▶ [Problem description]:
Can you print the data exactly and leave out each image?

::: Given data

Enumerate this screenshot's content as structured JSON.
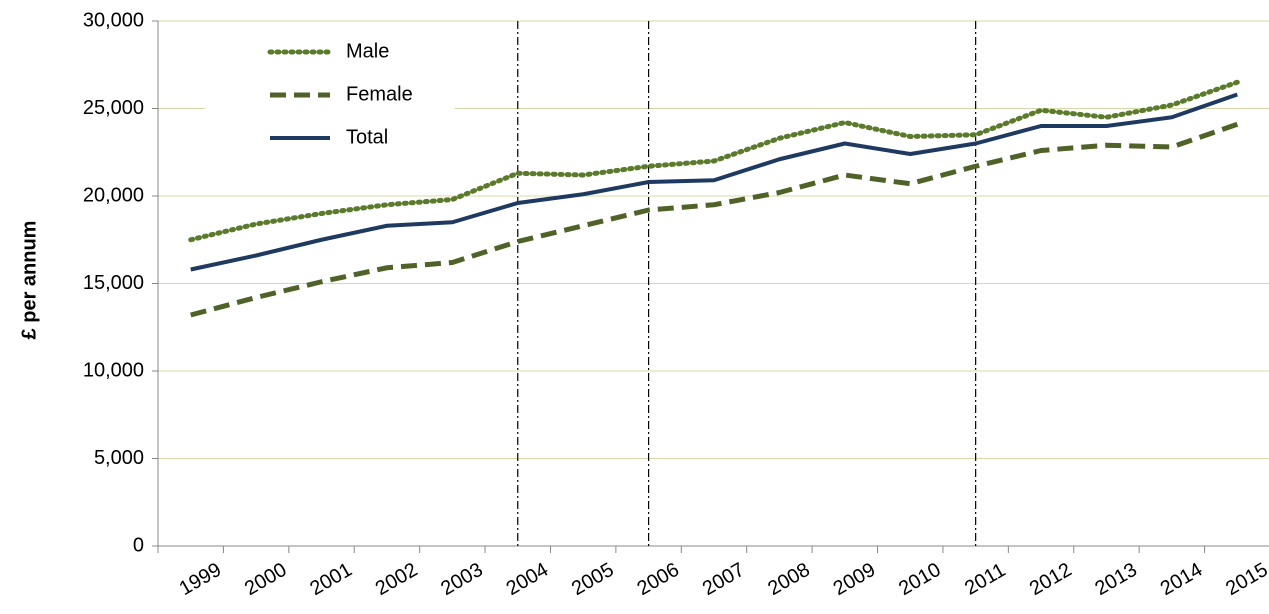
{
  "chart_data": {
    "type": "line",
    "y_label": "£ per annum",
    "categories": [
      "1999",
      "2000",
      "2001",
      "2002",
      "2003",
      "2004",
      "2005",
      "2006",
      "2007",
      "2008",
      "2009",
      "2010",
      "2011",
      "2012",
      "2013",
      "2014",
      "2015"
    ],
    "series": [
      {
        "name": "Male",
        "color": "#5b7a2c",
        "style": "dotted",
        "values": [
          17500,
          18400,
          19000,
          19500,
          19800,
          21300,
          21200,
          21700,
          22000,
          23300,
          24200,
          23400,
          23500,
          24900,
          24500,
          25200,
          26500
        ]
      },
      {
        "name": "Female",
        "color": "#4f6228",
        "style": "dashed",
        "values": [
          13200,
          14200,
          15100,
          15900,
          16200,
          17400,
          18300,
          19200,
          19500,
          20200,
          21200,
          20700,
          21700,
          22600,
          22900,
          22800,
          24100
        ]
      },
      {
        "name": "Total",
        "color": "#1f3a60",
        "style": "solid",
        "values": [
          15800,
          16600,
          17500,
          18300,
          18500,
          19600,
          20100,
          20800,
          20900,
          22100,
          23000,
          22400,
          23000,
          24000,
          24000,
          24500,
          25800
        ]
      }
    ],
    "vertical_lines": [
      "2004",
      "2006",
      "2011"
    ],
    "ylim": [
      0,
      30000
    ],
    "yticks": [
      0,
      {
        "value": 5000,
        "label": "5,000"
      },
      {
        "value": 10000,
        "label": "10,000"
      },
      {
        "value": 15000,
        "label": "15,000"
      },
      {
        "value": 20000,
        "label": "20,000"
      },
      {
        "value": 25000,
        "label": "25,000"
      },
      {
        "value": 30000,
        "label": "30,000"
      }
    ],
    "grid": true,
    "legend": "top-left"
  }
}
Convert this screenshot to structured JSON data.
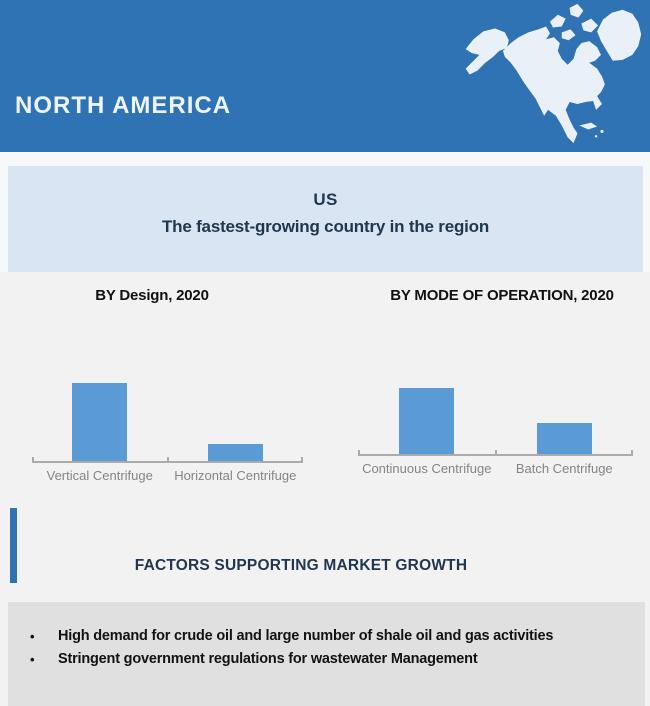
{
  "header": {
    "title": "NORTH AMERICA",
    "bg_color": "#2F73B5",
    "text_color": "#EDF3F9",
    "map_icon": "north-america-map-icon",
    "map_fill": "#E9F0F8"
  },
  "banner": {
    "country": "US",
    "subtitle": "The fastest-growing country in the region",
    "bg_color": "#D9E5F2",
    "text_color": "#21374F"
  },
  "chart_data": [
    {
      "type": "bar",
      "title": "BY Design, 2020",
      "categories": [
        "Vertical Centrifuge",
        "Horizontal Centrifuge"
      ],
      "values": [
        0.87,
        0.19
      ],
      "ylim": [
        0,
        1
      ],
      "value_axis_visible": false,
      "grid": false,
      "legend": "none",
      "bar_color": "#5B9BD5",
      "axis_color": "#ABABAB",
      "label_color": "#848484"
    },
    {
      "type": "bar",
      "title": "BY MODE OF OPERATION, 2020",
      "categories": [
        "Continuous Centrifuge",
        "Batch Centrifuge"
      ],
      "values": [
        0.73,
        0.34
      ],
      "ylim": [
        0,
        1
      ],
      "value_axis_visible": false,
      "grid": false,
      "legend": "none",
      "bar_color": "#5B9BD5",
      "axis_color": "#ABABAB",
      "label_color": "#848484"
    }
  ],
  "factors": {
    "title": "FACTORS SUPPORTING MARKET GROWTH",
    "accent_color": "#2E74B5",
    "items": [
      "High demand for crude oil and large number of shale oil and gas activities",
      "Stringent government regulations for wastewater Management"
    ]
  }
}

::::::

▶ [Completed exercise]:
Enumerate this screenshot's content as structured JSON.
{
  "chart_data": {
    "type": "line",
    "y_label": "£ per annum",
    "categories": [
      "1999",
      "2000",
      "2001",
      "2002",
      "2003",
      "2004",
      "2005",
      "2006",
      "2007",
      "2008",
      "2009",
      "2010",
      "2011",
      "2012",
      "2013",
      "2014",
      "2015"
    ],
    "series": [
      {
        "name": "Male",
        "color": "#5b7a2c",
        "style": "dotted",
        "values": [
          17500,
          18400,
          19000,
          19500,
          19800,
          21300,
          21200,
          21700,
          22000,
          23300,
          24200,
          23400,
          23500,
          24900,
          24500,
          25200,
          26500
        ]
      },
      {
        "name": "Female",
        "color": "#4f6228",
        "style": "dashed",
        "values": [
          13200,
          14200,
          15100,
          15900,
          16200,
          17400,
          18300,
          19200,
          19500,
          20200,
          21200,
          20700,
          21700,
          22600,
          22900,
          22800,
          24100
        ]
      },
      {
        "name": "Total",
        "color": "#1f3a60",
        "style": "solid",
        "values": [
          15800,
          16600,
          17500,
          18300,
          18500,
          19600,
          20100,
          20800,
          20900,
          22100,
          23000,
          22400,
          23000,
          24000,
          24000,
          24500,
          25800
        ]
      }
    ],
    "vertical_lines": [
      "2004",
      "2006",
      "2011"
    ],
    "ylim": [
      0,
      30000
    ],
    "yticks": [
      0,
      {
        "value": 5000,
        "label": "5,000"
      },
      {
        "value": 10000,
        "label": "10,000"
      },
      {
        "value": 15000,
        "label": "15,000"
      },
      {
        "value": 20000,
        "label": "20,000"
      },
      {
        "value": 25000,
        "label": "25,000"
      },
      {
        "value": 30000,
        "label": "30,000"
      }
    ],
    "grid": true,
    "legend": "top-left"
  }
}
Convert this screenshot to structured JSON data.
{
  "header": {
    "title": "NORTH AMERICA",
    "bg_color": "#2F73B5",
    "text_color": "#EDF3F9",
    "map_icon": "north-america-map-icon",
    "map_fill": "#E9F0F8"
  },
  "banner": {
    "country": "US",
    "subtitle": "The fastest-growing country in the region",
    "bg_color": "#D9E5F2",
    "text_color": "#21374F"
  },
  "chart_data": [
    {
      "type": "bar",
      "title": "BY Design, 2020",
      "categories": [
        "Vertical Centrifuge",
        "Horizontal Centrifuge"
      ],
      "values": [
        0.87,
        0.19
      ],
      "ylim": [
        0,
        1
      ],
      "value_axis_visible": false,
      "grid": false,
      "legend": "none",
      "bar_color": "#5B9BD5",
      "axis_color": "#ABABAB",
      "label_color": "#848484"
    },
    {
      "type": "bar",
      "title": "BY MODE OF OPERATION, 2020",
      "categories": [
        "Continuous Centrifuge",
        "Batch Centrifuge"
      ],
      "values": [
        0.73,
        0.34
      ],
      "ylim": [
        0,
        1
      ],
      "value_axis_visible": false,
      "grid": false,
      "legend": "none",
      "bar_color": "#5B9BD5",
      "axis_color": "#ABABAB",
      "label_color": "#848484"
    }
  ],
  "factors": {
    "title": "FACTORS SUPPORTING MARKET GROWTH",
    "accent_color": "#2E74B5",
    "items": [
      "High demand for crude oil and large number of shale oil and gas activities",
      "Stringent government regulations for wastewater Management"
    ]
  }
}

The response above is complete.